OBJECTIVE: Look through the lines below and extract each one that contains "this".

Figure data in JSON
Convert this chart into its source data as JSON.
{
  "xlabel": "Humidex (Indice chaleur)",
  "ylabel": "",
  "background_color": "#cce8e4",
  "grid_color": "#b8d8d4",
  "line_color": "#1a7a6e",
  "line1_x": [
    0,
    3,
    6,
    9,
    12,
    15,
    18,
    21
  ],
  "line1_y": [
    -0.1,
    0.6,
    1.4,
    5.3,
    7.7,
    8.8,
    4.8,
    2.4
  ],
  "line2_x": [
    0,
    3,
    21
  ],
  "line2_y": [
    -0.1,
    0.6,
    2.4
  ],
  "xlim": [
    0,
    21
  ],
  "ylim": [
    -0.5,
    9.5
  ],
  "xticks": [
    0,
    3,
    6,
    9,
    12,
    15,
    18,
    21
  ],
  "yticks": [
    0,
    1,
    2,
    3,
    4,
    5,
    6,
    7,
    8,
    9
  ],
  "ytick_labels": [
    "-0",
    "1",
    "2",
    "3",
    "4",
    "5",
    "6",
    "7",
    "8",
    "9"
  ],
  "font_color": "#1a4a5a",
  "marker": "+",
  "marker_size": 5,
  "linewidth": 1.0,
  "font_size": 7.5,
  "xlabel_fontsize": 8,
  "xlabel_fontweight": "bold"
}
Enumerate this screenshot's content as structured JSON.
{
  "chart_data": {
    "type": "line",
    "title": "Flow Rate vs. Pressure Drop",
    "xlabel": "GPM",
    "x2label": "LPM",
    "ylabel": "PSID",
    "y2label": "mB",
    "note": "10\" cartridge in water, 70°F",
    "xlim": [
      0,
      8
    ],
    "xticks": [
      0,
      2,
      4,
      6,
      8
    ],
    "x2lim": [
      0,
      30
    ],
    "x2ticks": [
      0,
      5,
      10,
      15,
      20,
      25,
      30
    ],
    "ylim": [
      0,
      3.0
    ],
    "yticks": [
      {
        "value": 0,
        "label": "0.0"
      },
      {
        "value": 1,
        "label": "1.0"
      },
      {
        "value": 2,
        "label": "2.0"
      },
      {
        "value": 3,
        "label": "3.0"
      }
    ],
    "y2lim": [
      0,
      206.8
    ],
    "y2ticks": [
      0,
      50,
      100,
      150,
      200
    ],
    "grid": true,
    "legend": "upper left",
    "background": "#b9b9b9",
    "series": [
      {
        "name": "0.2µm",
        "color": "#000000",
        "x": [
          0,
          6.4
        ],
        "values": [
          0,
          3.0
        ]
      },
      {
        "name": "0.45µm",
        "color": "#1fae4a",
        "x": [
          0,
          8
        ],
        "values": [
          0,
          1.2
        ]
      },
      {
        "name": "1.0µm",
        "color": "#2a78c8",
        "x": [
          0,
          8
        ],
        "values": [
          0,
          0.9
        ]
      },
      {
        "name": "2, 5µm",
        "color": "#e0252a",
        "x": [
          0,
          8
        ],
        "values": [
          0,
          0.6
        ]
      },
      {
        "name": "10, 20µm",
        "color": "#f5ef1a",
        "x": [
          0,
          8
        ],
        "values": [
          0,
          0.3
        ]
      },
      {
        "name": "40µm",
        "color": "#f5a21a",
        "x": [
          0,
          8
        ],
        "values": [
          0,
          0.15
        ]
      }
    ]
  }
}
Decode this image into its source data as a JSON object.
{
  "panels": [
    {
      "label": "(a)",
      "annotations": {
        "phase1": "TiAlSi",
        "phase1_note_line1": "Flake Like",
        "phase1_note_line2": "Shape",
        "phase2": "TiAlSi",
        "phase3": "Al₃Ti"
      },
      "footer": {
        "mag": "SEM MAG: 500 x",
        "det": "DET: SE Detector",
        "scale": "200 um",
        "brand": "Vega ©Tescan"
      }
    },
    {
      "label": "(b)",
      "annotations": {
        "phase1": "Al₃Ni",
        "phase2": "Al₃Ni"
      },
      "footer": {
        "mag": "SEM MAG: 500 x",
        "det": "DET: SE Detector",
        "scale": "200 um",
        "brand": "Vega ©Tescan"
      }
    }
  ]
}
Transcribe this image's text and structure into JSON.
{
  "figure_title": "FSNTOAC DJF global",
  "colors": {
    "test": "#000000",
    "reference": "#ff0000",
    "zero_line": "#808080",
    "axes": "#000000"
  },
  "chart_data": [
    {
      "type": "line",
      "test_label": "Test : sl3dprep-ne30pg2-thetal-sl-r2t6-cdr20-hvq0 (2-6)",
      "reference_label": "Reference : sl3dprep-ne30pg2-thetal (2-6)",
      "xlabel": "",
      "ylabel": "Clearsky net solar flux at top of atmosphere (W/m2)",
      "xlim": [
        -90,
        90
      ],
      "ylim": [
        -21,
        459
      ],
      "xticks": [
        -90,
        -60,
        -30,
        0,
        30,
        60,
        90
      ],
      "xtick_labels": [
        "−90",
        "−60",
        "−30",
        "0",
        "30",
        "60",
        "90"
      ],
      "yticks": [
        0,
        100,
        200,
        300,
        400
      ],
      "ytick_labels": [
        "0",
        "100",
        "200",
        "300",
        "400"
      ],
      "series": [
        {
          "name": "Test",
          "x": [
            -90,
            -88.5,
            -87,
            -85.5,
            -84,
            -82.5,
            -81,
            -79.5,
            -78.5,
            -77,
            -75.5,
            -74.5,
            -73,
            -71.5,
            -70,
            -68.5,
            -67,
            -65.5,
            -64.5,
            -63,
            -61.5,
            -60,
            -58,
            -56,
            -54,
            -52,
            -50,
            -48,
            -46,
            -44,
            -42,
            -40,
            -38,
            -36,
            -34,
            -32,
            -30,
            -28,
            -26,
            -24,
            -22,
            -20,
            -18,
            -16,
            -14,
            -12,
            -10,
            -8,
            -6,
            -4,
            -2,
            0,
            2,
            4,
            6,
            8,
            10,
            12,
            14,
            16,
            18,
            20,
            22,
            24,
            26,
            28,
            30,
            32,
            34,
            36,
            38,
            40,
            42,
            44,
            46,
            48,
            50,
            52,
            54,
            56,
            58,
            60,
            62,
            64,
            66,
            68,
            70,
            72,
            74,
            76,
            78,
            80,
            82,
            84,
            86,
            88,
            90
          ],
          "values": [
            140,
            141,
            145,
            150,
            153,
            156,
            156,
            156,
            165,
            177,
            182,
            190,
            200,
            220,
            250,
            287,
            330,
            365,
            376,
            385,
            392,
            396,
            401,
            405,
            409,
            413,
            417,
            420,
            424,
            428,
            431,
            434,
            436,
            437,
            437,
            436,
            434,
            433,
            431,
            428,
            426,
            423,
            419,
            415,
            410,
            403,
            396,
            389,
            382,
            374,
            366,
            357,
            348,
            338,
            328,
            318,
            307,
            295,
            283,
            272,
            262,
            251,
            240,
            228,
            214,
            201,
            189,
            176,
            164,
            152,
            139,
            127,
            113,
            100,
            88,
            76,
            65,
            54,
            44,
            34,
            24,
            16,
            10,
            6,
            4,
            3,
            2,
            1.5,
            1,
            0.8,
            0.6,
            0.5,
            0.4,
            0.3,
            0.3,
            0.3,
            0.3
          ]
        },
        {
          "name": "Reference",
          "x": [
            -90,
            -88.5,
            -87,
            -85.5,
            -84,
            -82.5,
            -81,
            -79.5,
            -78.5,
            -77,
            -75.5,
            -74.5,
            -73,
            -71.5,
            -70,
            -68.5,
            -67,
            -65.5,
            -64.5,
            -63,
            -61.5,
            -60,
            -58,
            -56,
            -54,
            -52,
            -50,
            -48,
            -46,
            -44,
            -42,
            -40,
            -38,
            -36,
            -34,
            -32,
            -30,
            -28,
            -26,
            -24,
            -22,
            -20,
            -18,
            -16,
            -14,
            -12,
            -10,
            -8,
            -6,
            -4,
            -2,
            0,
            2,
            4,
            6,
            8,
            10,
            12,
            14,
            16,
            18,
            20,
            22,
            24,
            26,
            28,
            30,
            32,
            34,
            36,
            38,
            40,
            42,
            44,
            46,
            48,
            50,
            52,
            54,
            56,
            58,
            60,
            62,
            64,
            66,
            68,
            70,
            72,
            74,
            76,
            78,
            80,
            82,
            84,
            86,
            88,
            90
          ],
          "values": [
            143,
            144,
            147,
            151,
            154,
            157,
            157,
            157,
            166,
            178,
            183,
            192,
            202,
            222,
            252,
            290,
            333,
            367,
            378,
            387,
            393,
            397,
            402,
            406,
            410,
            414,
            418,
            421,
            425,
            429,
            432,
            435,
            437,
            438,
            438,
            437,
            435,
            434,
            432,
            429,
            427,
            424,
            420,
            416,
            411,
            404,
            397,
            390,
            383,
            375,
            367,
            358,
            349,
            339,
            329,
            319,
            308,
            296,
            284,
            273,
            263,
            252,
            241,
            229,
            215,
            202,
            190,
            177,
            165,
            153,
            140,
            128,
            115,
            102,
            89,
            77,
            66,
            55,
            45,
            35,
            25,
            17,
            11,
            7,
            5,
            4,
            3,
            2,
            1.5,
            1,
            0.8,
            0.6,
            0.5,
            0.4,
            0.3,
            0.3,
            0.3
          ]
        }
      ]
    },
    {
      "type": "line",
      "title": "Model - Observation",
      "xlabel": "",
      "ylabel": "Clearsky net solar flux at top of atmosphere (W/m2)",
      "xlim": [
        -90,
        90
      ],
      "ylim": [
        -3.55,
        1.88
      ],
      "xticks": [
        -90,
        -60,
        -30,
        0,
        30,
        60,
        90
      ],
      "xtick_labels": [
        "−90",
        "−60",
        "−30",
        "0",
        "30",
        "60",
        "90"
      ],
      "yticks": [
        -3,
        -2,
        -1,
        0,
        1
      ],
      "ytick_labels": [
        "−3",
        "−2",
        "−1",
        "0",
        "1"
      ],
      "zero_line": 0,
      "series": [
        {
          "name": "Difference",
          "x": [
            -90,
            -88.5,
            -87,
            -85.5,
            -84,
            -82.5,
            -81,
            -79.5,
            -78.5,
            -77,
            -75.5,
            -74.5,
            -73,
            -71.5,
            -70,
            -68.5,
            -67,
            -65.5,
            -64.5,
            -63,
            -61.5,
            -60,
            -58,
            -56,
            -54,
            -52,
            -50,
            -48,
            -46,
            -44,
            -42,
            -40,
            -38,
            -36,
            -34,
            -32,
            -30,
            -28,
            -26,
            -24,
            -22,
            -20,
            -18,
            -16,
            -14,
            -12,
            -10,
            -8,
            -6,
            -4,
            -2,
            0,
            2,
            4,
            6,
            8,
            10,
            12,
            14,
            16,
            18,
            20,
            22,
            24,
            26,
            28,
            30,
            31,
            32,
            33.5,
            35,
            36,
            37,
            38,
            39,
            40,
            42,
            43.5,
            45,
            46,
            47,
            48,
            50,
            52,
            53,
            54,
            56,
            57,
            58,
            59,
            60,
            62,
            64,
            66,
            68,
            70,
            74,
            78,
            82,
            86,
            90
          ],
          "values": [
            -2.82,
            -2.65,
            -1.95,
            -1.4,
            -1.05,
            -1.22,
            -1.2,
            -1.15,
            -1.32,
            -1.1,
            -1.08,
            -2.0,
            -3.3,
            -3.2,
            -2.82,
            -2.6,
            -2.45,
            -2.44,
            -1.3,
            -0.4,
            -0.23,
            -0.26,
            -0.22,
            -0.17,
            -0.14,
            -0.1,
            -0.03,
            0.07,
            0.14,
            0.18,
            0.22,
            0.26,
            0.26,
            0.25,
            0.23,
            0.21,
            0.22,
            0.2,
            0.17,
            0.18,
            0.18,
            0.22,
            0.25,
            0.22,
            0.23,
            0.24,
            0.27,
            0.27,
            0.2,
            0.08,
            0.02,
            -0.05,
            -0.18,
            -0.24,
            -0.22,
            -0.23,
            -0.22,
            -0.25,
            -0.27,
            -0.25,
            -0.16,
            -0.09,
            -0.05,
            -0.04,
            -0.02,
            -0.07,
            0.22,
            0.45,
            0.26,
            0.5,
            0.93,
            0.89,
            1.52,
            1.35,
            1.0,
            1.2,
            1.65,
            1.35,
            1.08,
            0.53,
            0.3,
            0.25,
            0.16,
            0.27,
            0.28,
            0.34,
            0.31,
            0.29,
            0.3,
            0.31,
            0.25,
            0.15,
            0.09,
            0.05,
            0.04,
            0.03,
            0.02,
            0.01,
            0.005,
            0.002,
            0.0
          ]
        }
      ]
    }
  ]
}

FULL SOLUTION:
Convert this chart into its source data as JSON.
Enumerate this screenshot's content as structured JSON.
Decode this image into its source data as a JSON object.
Transcribe this image's text and structure into JSON.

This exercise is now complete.